§ Problem description: Copy out the stretch from the line containing "data-point (331, 163, 339, 171)" through the line containing "data-point (370, 271, 379, 279)", changing "Altitude" to "Height" and leaving everything else the same.

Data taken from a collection
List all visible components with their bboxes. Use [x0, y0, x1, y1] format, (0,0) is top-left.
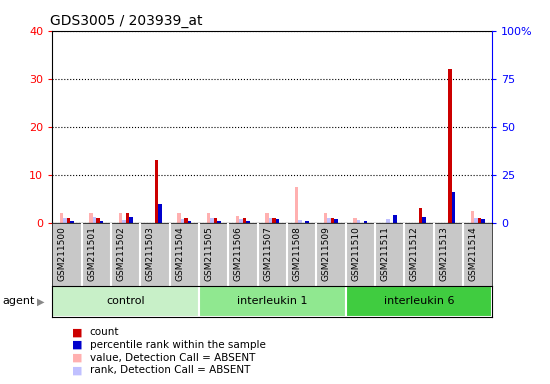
- Text: GSM211512: GSM211512: [410, 226, 419, 281]
- Bar: [477, 218, 481, 223]
- Bar: [276, 219, 279, 223]
- Bar: [357, 220, 360, 223]
- Bar: [345, 286, 492, 317]
- Bar: [422, 217, 426, 223]
- Bar: [188, 221, 191, 223]
- Bar: [295, 187, 298, 223]
- Text: GSM211501: GSM211501: [87, 226, 96, 281]
- Bar: [217, 221, 221, 223]
- Bar: [158, 204, 162, 223]
- Bar: [96, 218, 100, 223]
- Bar: [269, 218, 272, 223]
- Bar: [63, 218, 67, 223]
- Bar: [93, 217, 96, 223]
- Text: count: count: [90, 327, 119, 337]
- Text: ■: ■: [72, 353, 82, 362]
- Bar: [210, 218, 213, 223]
- Bar: [67, 218, 70, 223]
- Text: GSM211507: GSM211507: [263, 226, 272, 281]
- Text: ■: ■: [72, 365, 82, 375]
- Bar: [70, 221, 74, 223]
- Bar: [452, 192, 455, 223]
- Bar: [246, 221, 250, 223]
- Bar: [298, 220, 301, 223]
- Text: GSM211500: GSM211500: [58, 226, 67, 281]
- Bar: [331, 218, 334, 223]
- Text: GSM211511: GSM211511: [381, 226, 389, 281]
- Text: ■: ■: [72, 340, 82, 350]
- Bar: [324, 213, 327, 223]
- Bar: [184, 218, 188, 223]
- Bar: [119, 213, 122, 223]
- Bar: [386, 219, 389, 223]
- Text: agent: agent: [3, 296, 35, 306]
- Text: GSM211509: GSM211509: [322, 226, 331, 281]
- Bar: [474, 218, 477, 223]
- Bar: [393, 215, 397, 223]
- Text: interleukin 6: interleukin 6: [384, 296, 454, 306]
- Bar: [60, 213, 63, 223]
- Text: rank, Detection Call = ABSENT: rank, Detection Call = ABSENT: [90, 365, 250, 375]
- Bar: [177, 213, 181, 223]
- Bar: [129, 217, 133, 223]
- Text: GSM211513: GSM211513: [439, 226, 448, 281]
- Bar: [272, 218, 276, 223]
- Bar: [265, 213, 269, 223]
- Bar: [481, 219, 485, 223]
- Text: GSM211505: GSM211505: [205, 226, 213, 281]
- Text: ■: ■: [72, 327, 82, 337]
- Bar: [52, 286, 199, 317]
- Bar: [419, 208, 422, 223]
- Bar: [155, 161, 158, 223]
- Bar: [89, 213, 93, 223]
- Bar: [199, 286, 345, 317]
- Bar: [327, 218, 331, 223]
- Text: GSM211506: GSM211506: [234, 226, 243, 281]
- Text: value, Detection Call = ABSENT: value, Detection Call = ABSENT: [90, 353, 255, 362]
- Text: GSM211502: GSM211502: [117, 226, 125, 281]
- Text: interleukin 1: interleukin 1: [237, 296, 307, 306]
- Bar: [471, 211, 474, 223]
- Bar: [239, 219, 243, 223]
- Text: GSM211514: GSM211514: [469, 226, 477, 281]
- Text: GSM211510: GSM211510: [351, 226, 360, 281]
- Bar: [364, 221, 367, 223]
- Bar: [122, 220, 125, 223]
- Bar: [334, 219, 338, 223]
- Text: GSM211503: GSM211503: [146, 226, 155, 281]
- Text: GDS3005 / 203939_at: GDS3005 / 203939_at: [50, 14, 202, 28]
- Bar: [353, 218, 357, 223]
- Bar: [448, 69, 452, 223]
- Bar: [181, 219, 184, 223]
- Text: percentile rank within the sample: percentile rank within the sample: [90, 340, 266, 350]
- Text: control: control: [106, 296, 145, 306]
- Bar: [207, 213, 210, 223]
- Text: GSM211508: GSM211508: [293, 226, 301, 281]
- Bar: [236, 215, 239, 223]
- Text: GSM211504: GSM211504: [175, 226, 184, 281]
- Bar: [305, 221, 309, 223]
- Bar: [213, 218, 217, 223]
- Bar: [100, 221, 103, 223]
- Bar: [243, 218, 246, 223]
- Bar: [125, 213, 129, 223]
- Text: ▶: ▶: [37, 296, 45, 306]
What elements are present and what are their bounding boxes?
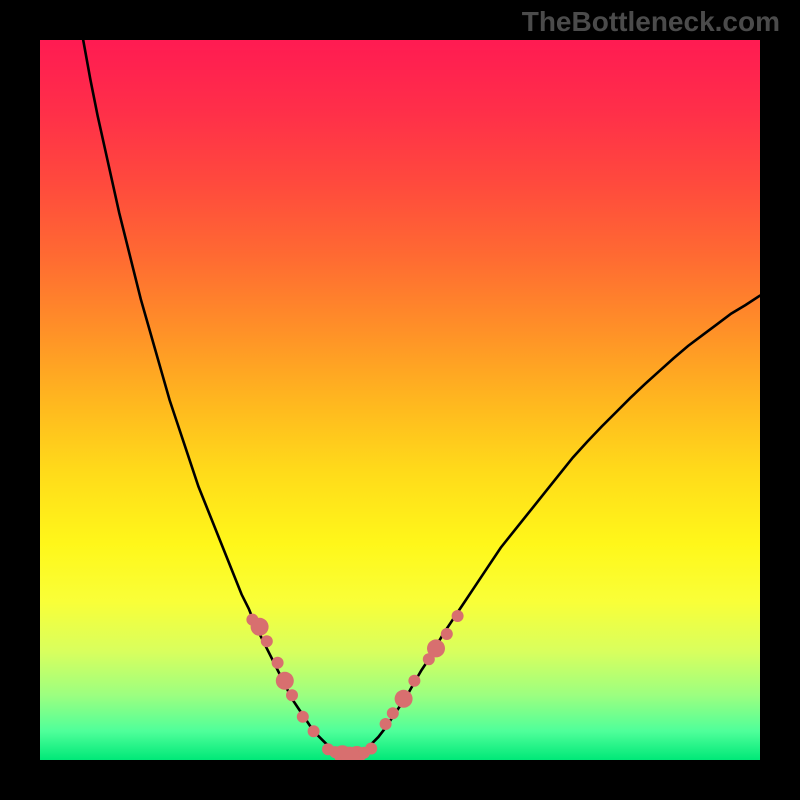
marker-dot: [272, 657, 284, 669]
marker-dot: [276, 672, 294, 690]
marker-dot: [380, 718, 392, 730]
marker-dot: [387, 707, 399, 719]
marker-dot: [427, 639, 445, 657]
plot-overlay: [40, 40, 760, 760]
marker-dot: [441, 628, 453, 640]
curve-left: [83, 40, 349, 756]
marker-dot: [286, 689, 298, 701]
plot-frame: [40, 40, 760, 760]
marker-dot: [251, 618, 269, 636]
marker-dot: [395, 690, 413, 708]
marker-dot: [261, 635, 273, 647]
marker-dot: [408, 675, 420, 687]
markers-left: [246, 614, 319, 738]
markers-bottom: [322, 742, 377, 760]
marker-dot: [297, 711, 309, 723]
marker-dot: [365, 742, 377, 754]
curve-right: [350, 296, 760, 757]
marker-dot: [452, 610, 464, 622]
watermark-text: TheBottleneck.com: [522, 6, 780, 38]
marker-dot: [308, 725, 320, 737]
stage: TheBottleneck.com: [0, 0, 800, 800]
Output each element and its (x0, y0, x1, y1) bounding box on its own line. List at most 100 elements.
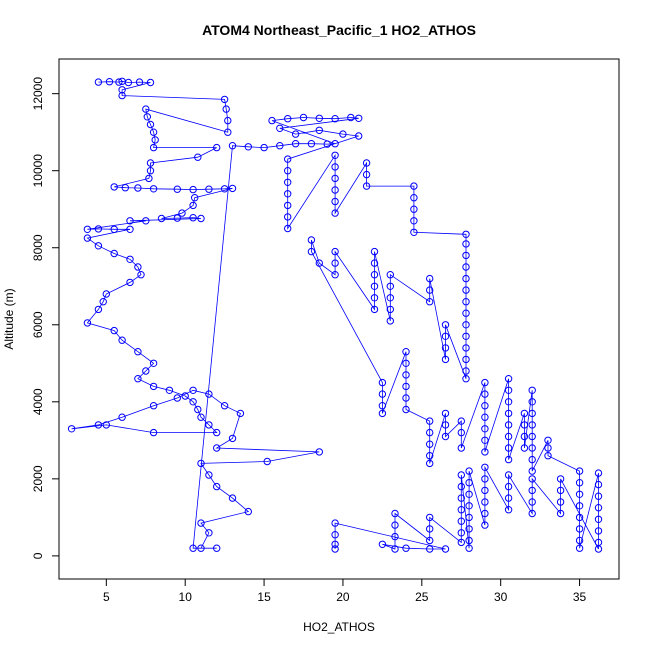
data-point (331, 163, 339, 171)
data-point (222, 105, 230, 113)
data-point (149, 359, 158, 367)
data-point (441, 332, 450, 340)
data-point (205, 421, 213, 429)
data-point (236, 409, 245, 418)
data-point (575, 479, 584, 487)
data-point (426, 545, 434, 553)
chart-title: ATOM4 Northeast_Pacific_1 HO2_ATHOS (202, 22, 476, 38)
data-point (528, 475, 536, 483)
data-point (594, 504, 603, 512)
y-axis-label: Altitude (m) (2, 288, 16, 349)
data-point (528, 409, 536, 418)
data-point (315, 448, 323, 456)
data-point (115, 78, 123, 86)
data-point (370, 271, 379, 279)
data-point (197, 459, 205, 468)
data-point (391, 532, 399, 541)
x-tick-label: 15 (257, 590, 271, 604)
data-point (291, 130, 300, 138)
data-point (291, 140, 300, 148)
data-point (94, 305, 103, 314)
data-point (441, 321, 450, 329)
data-point (331, 540, 339, 548)
data-point (481, 436, 489, 444)
data-point (504, 506, 513, 514)
data-point (331, 186, 339, 194)
data-point (134, 348, 142, 356)
data-point (260, 143, 268, 152)
data-point (528, 498, 536, 506)
data-point (391, 545, 399, 553)
data-point (355, 114, 363, 123)
data-point (83, 234, 92, 242)
data-point (410, 205, 418, 213)
y-axis: 0 2000 4000 6000 8000 10000 12000 (31, 77, 60, 559)
data-point (110, 225, 118, 234)
data-point (83, 319, 92, 327)
data-point (520, 421, 529, 429)
data-point (189, 398, 197, 406)
data-point (315, 259, 323, 267)
data-point (339, 130, 347, 138)
data-point (402, 544, 410, 552)
data-point (197, 413, 205, 421)
data-point (197, 519, 205, 527)
data-point (465, 502, 473, 510)
data-point (135, 78, 144, 86)
data-point (181, 392, 189, 400)
data-point (126, 255, 134, 263)
data-point (575, 490, 584, 498)
data-point (441, 355, 450, 364)
data-point (481, 425, 489, 433)
data-point (173, 394, 182, 402)
data-point (370, 259, 379, 267)
data-point (355, 132, 363, 140)
data-point (462, 321, 470, 329)
data-point (213, 482, 221, 491)
x-tick-label: 25 (415, 590, 429, 604)
data-point (457, 506, 465, 514)
data-point (331, 115, 339, 123)
data-point (410, 194, 418, 202)
data-point (362, 159, 371, 167)
data-point (146, 159, 155, 167)
data-point (189, 544, 197, 552)
data-point (426, 298, 434, 306)
data-point (149, 185, 158, 193)
data-point (378, 409, 387, 418)
data-point (244, 143, 253, 151)
data-point (284, 167, 292, 175)
data-point (481, 509, 489, 518)
data-point (205, 390, 213, 398)
data-point (426, 459, 434, 468)
data-point (134, 184, 142, 192)
data-point (481, 448, 489, 456)
data-point (575, 502, 584, 510)
data-point (556, 486, 565, 495)
data-point (410, 217, 418, 225)
data-point (441, 344, 450, 352)
data-point (331, 209, 339, 217)
data-point (441, 432, 450, 441)
data-point (124, 78, 133, 87)
data-point (228, 494, 237, 502)
data-point (110, 183, 118, 191)
data-point (220, 185, 229, 193)
data-point (323, 140, 331, 148)
y-tick-label: 8000 (31, 234, 45, 261)
data-point (94, 78, 103, 86)
data-point (457, 517, 465, 525)
data-point (173, 214, 182, 222)
data-point (189, 201, 197, 210)
data-point (178, 209, 186, 217)
data-point (575, 513, 584, 522)
data-point (462, 344, 470, 352)
data-point (146, 120, 155, 129)
x-tick-label: 5 (103, 590, 110, 604)
data-point (462, 309, 470, 317)
data-point (504, 421, 513, 429)
data-point (556, 509, 565, 518)
data-point (315, 114, 323, 123)
data-point (105, 78, 114, 86)
data-point (556, 498, 565, 506)
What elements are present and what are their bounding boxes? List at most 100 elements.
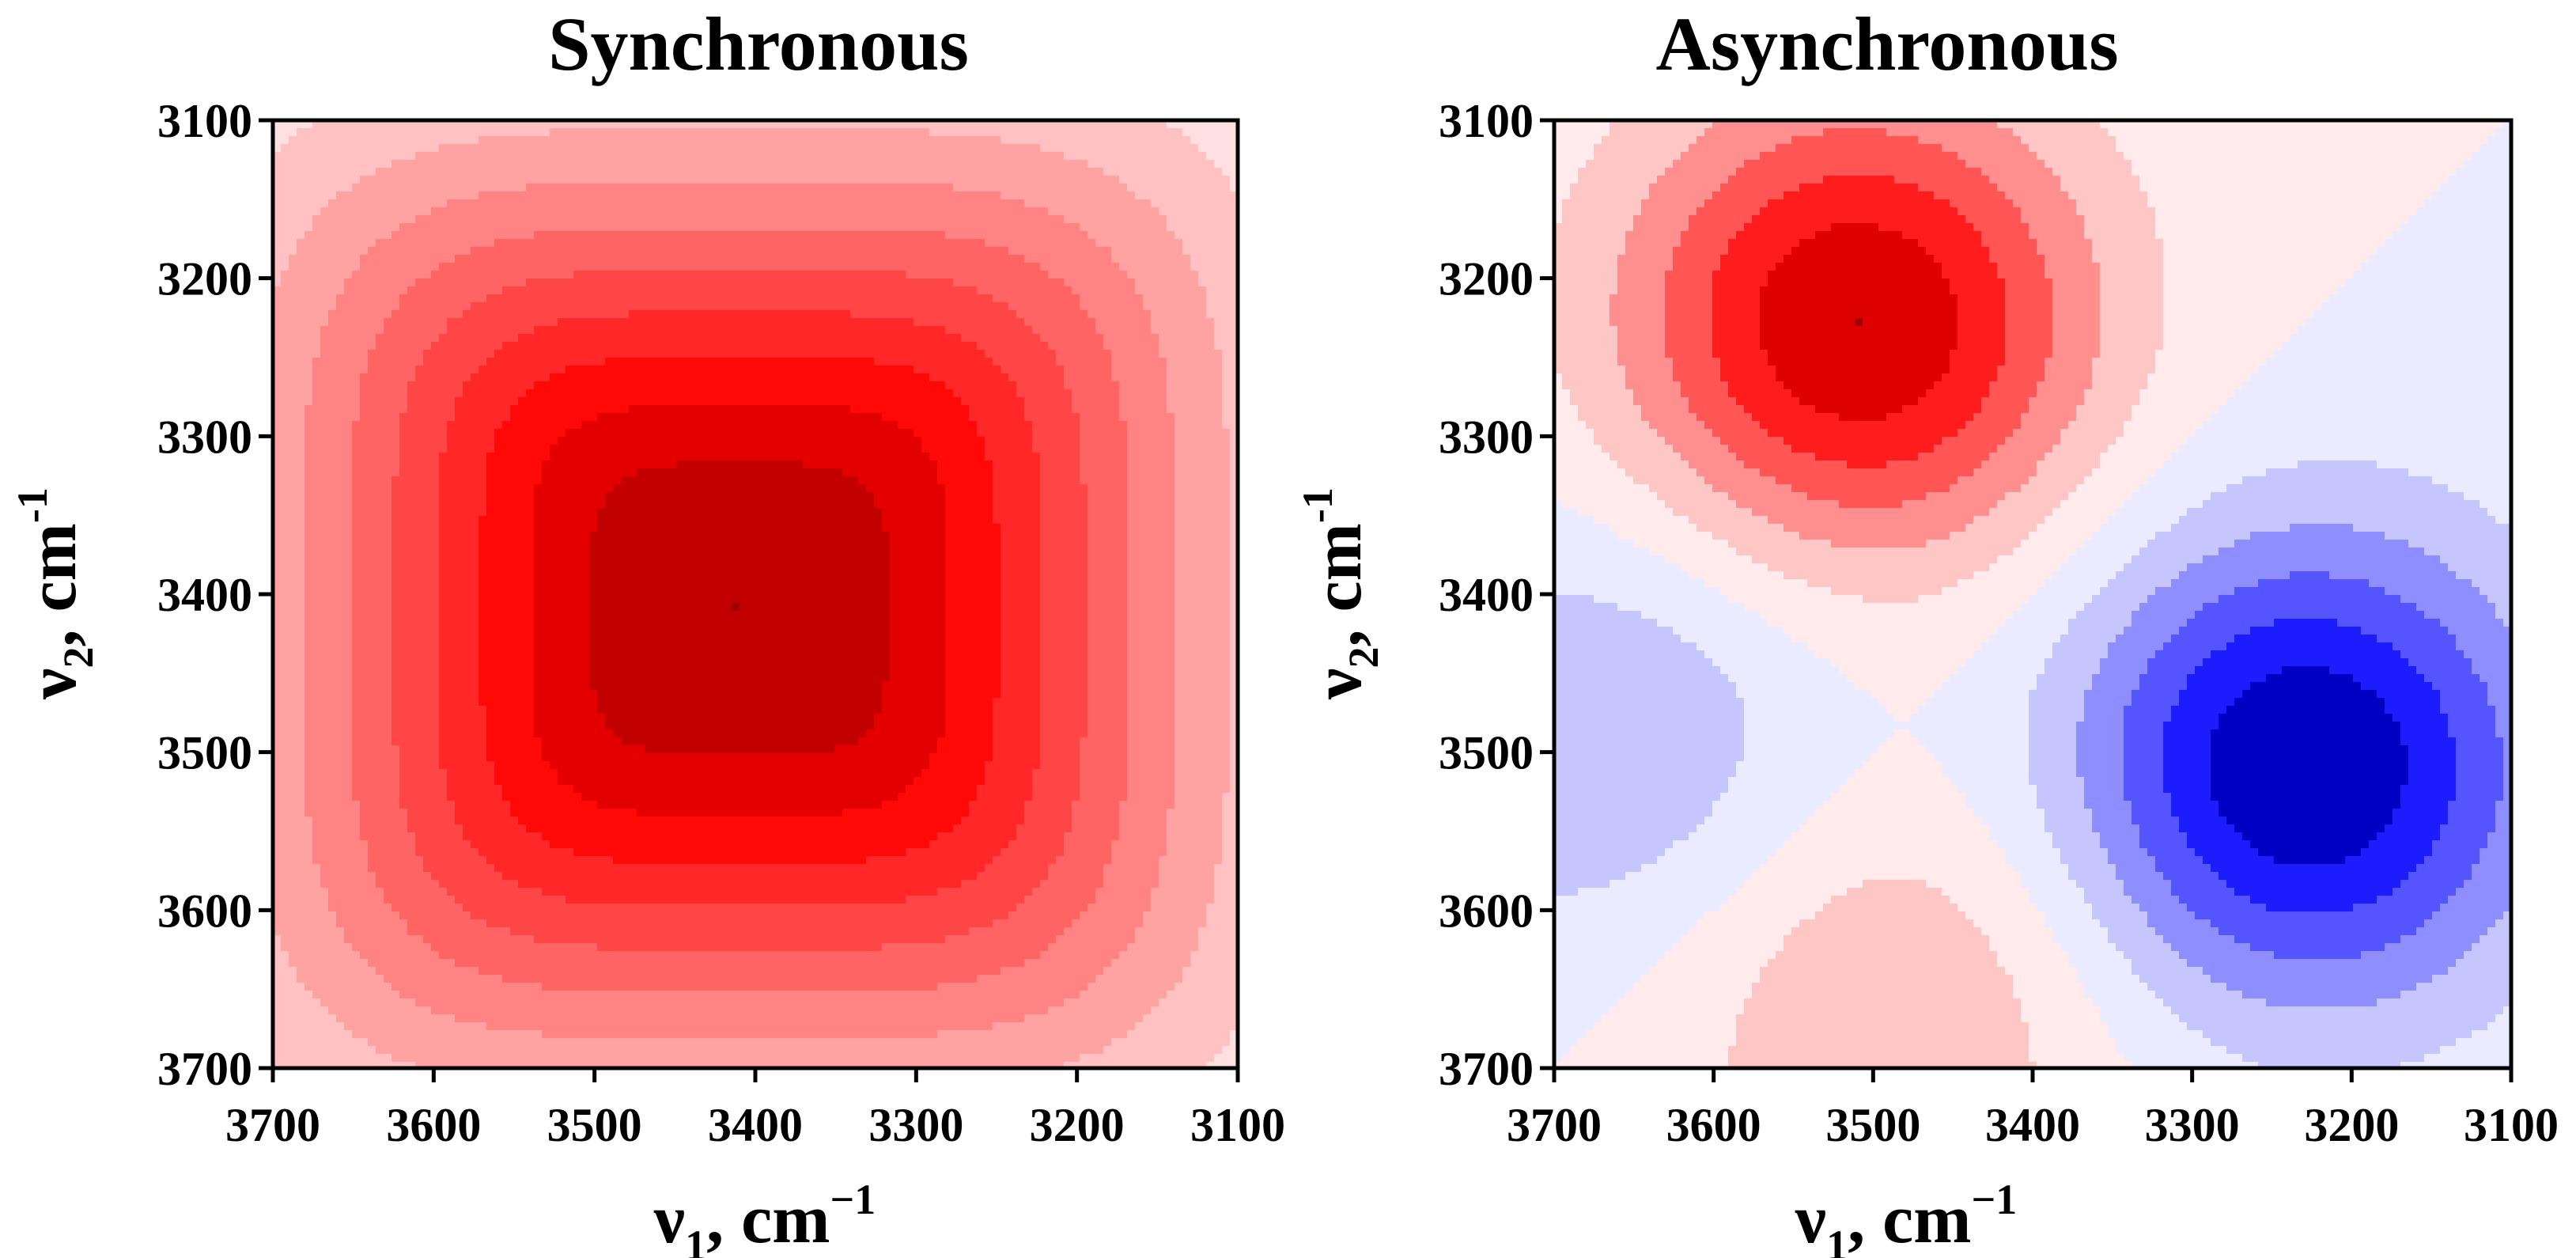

§ Task solution:
data-point (331, 163, 339, 171)
data-point (222, 105, 230, 113)
data-point (149, 359, 158, 367)
data-point (441, 332, 450, 340)
data-point (205, 421, 213, 429)
data-point (236, 409, 245, 418)
data-point (575, 479, 584, 487)
data-point (426, 545, 434, 553)
chart-title: ATOM4 Northeast_Pacific_1 HO2_ATHOS (202, 22, 476, 38)
data-point (528, 475, 536, 483)
data-point (594, 504, 603, 512)
y-axis-label: Height (m) (2, 288, 16, 349)
data-point (528, 409, 536, 418)
data-point (315, 448, 323, 456)
data-point (115, 78, 123, 86)
data-point (370, 271, 379, 279)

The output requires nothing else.